> _What the task asks_:
Which lines run from the line with "What data populates" to the end of the entries? Write out exactly those, leaving out the pictures.

[Records that describe figures]

※

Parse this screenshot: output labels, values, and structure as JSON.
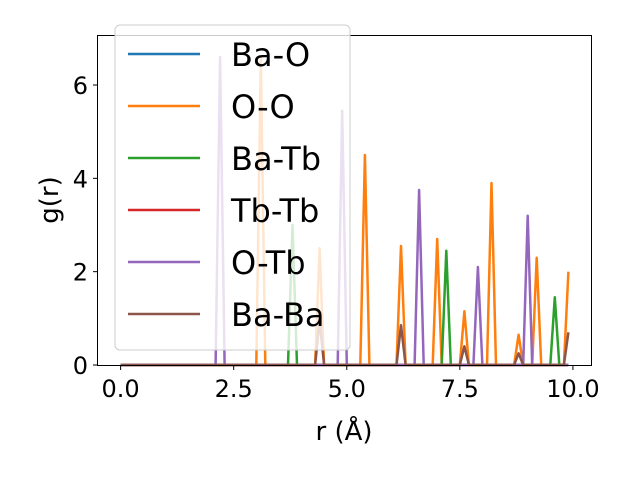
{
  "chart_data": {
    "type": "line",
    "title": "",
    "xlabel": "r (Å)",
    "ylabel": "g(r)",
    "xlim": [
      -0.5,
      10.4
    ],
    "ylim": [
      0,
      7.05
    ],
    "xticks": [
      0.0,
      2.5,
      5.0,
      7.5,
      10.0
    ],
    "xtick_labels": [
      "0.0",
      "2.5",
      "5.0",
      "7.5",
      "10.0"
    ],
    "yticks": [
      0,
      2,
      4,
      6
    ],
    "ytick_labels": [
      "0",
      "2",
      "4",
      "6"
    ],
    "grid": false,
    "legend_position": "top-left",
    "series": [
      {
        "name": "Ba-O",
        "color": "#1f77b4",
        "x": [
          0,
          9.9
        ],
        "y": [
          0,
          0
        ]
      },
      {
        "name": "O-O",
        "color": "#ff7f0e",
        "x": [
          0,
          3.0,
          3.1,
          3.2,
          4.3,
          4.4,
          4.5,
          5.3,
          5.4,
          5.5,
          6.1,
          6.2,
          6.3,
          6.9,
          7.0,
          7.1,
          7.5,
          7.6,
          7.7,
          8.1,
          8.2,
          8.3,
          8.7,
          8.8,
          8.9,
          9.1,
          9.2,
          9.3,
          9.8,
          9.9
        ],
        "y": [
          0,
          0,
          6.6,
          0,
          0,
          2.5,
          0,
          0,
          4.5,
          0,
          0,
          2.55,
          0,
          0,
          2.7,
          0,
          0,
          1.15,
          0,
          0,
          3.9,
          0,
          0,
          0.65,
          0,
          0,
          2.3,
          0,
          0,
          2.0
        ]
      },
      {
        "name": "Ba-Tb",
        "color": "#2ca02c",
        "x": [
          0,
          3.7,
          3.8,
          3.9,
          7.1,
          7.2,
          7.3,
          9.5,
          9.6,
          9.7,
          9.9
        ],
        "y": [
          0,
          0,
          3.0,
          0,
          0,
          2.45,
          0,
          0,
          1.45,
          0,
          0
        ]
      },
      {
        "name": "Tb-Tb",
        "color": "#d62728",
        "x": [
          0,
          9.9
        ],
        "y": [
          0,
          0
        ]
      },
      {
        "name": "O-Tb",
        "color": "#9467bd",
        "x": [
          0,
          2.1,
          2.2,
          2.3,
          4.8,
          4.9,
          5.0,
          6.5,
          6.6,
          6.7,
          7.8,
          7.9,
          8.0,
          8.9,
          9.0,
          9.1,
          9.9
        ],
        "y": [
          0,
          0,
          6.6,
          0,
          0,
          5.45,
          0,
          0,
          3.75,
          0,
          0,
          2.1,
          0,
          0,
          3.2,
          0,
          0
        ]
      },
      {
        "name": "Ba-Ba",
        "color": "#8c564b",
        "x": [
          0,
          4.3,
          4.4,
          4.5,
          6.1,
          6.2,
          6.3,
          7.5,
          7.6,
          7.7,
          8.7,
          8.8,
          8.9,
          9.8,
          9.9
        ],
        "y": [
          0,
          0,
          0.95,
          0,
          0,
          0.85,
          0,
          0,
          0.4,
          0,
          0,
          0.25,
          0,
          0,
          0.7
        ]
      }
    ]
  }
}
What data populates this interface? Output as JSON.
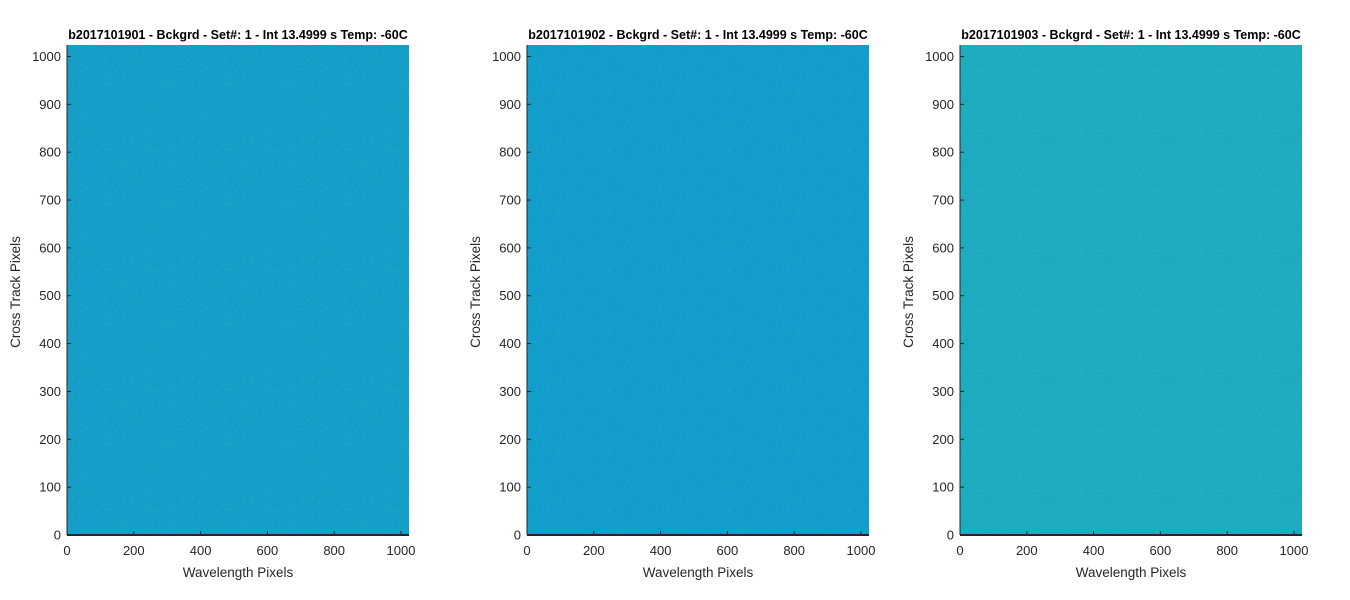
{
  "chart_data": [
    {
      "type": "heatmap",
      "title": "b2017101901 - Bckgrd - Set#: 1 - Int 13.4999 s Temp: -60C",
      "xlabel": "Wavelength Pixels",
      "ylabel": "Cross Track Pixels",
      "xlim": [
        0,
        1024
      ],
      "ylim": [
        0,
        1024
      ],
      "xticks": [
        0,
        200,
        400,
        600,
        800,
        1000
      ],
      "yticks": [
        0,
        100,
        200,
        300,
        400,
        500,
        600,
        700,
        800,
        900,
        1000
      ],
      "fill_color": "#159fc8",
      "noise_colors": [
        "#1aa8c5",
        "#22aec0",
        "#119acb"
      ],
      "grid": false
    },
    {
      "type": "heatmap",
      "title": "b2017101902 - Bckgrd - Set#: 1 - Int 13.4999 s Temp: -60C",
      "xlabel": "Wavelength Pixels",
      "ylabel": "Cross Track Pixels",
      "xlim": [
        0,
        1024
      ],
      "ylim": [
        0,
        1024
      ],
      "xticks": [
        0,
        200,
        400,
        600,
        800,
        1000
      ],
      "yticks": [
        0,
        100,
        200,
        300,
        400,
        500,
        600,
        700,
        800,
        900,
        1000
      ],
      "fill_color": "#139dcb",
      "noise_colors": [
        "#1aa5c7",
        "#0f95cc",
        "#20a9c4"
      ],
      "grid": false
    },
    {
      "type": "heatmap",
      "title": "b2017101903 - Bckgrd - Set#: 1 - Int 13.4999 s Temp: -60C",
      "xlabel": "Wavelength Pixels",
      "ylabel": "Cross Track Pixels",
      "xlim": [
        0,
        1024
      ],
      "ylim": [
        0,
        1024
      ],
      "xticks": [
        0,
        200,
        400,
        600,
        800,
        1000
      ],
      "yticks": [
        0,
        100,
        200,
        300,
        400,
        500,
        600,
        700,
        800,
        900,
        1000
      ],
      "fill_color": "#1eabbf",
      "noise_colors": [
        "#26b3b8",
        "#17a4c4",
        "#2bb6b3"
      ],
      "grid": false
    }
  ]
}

※

> _Result of this exercise_:
What data populates this interface? Output as JSON.
{
  "chart_data": [
    {
      "type": "heatmap",
      "title": "b2017101901 - Bckgrd - Set#: 1 - Int 13.4999 s Temp: -60C",
      "xlabel": "Wavelength Pixels",
      "ylabel": "Cross Track Pixels",
      "xlim": [
        0,
        1024
      ],
      "ylim": [
        0,
        1024
      ],
      "xticks": [
        0,
        200,
        400,
        600,
        800,
        1000
      ],
      "yticks": [
        0,
        100,
        200,
        300,
        400,
        500,
        600,
        700,
        800,
        900,
        1000
      ],
      "fill_color": "#159fc8",
      "noise_colors": [
        "#1aa8c5",
        "#22aec0",
        "#119acb"
      ],
      "grid": false
    },
    {
      "type": "heatmap",
      "title": "b2017101902 - Bckgrd - Set#: 1 - Int 13.4999 s Temp: -60C",
      "xlabel": "Wavelength Pixels",
      "ylabel": "Cross Track Pixels",
      "xlim": [
        0,
        1024
      ],
      "ylim": [
        0,
        1024
      ],
      "xticks": [
        0,
        200,
        400,
        600,
        800,
        1000
      ],
      "yticks": [
        0,
        100,
        200,
        300,
        400,
        500,
        600,
        700,
        800,
        900,
        1000
      ],
      "fill_color": "#139dcb",
      "noise_colors": [
        "#1aa5c7",
        "#0f95cc",
        "#20a9c4"
      ],
      "grid": false
    },
    {
      "type": "heatmap",
      "title": "b2017101903 - Bckgrd - Set#: 1 - Int 13.4999 s Temp: -60C",
      "xlabel": "Wavelength Pixels",
      "ylabel": "Cross Track Pixels",
      "xlim": [
        0,
        1024
      ],
      "ylim": [
        0,
        1024
      ],
      "xticks": [
        0,
        200,
        400,
        600,
        800,
        1000
      ],
      "yticks": [
        0,
        100,
        200,
        300,
        400,
        500,
        600,
        700,
        800,
        900,
        1000
      ],
      "fill_color": "#1eabbf",
      "noise_colors": [
        "#26b3b8",
        "#17a4c4",
        "#2bb6b3"
      ],
      "grid": false
    }
  ]
}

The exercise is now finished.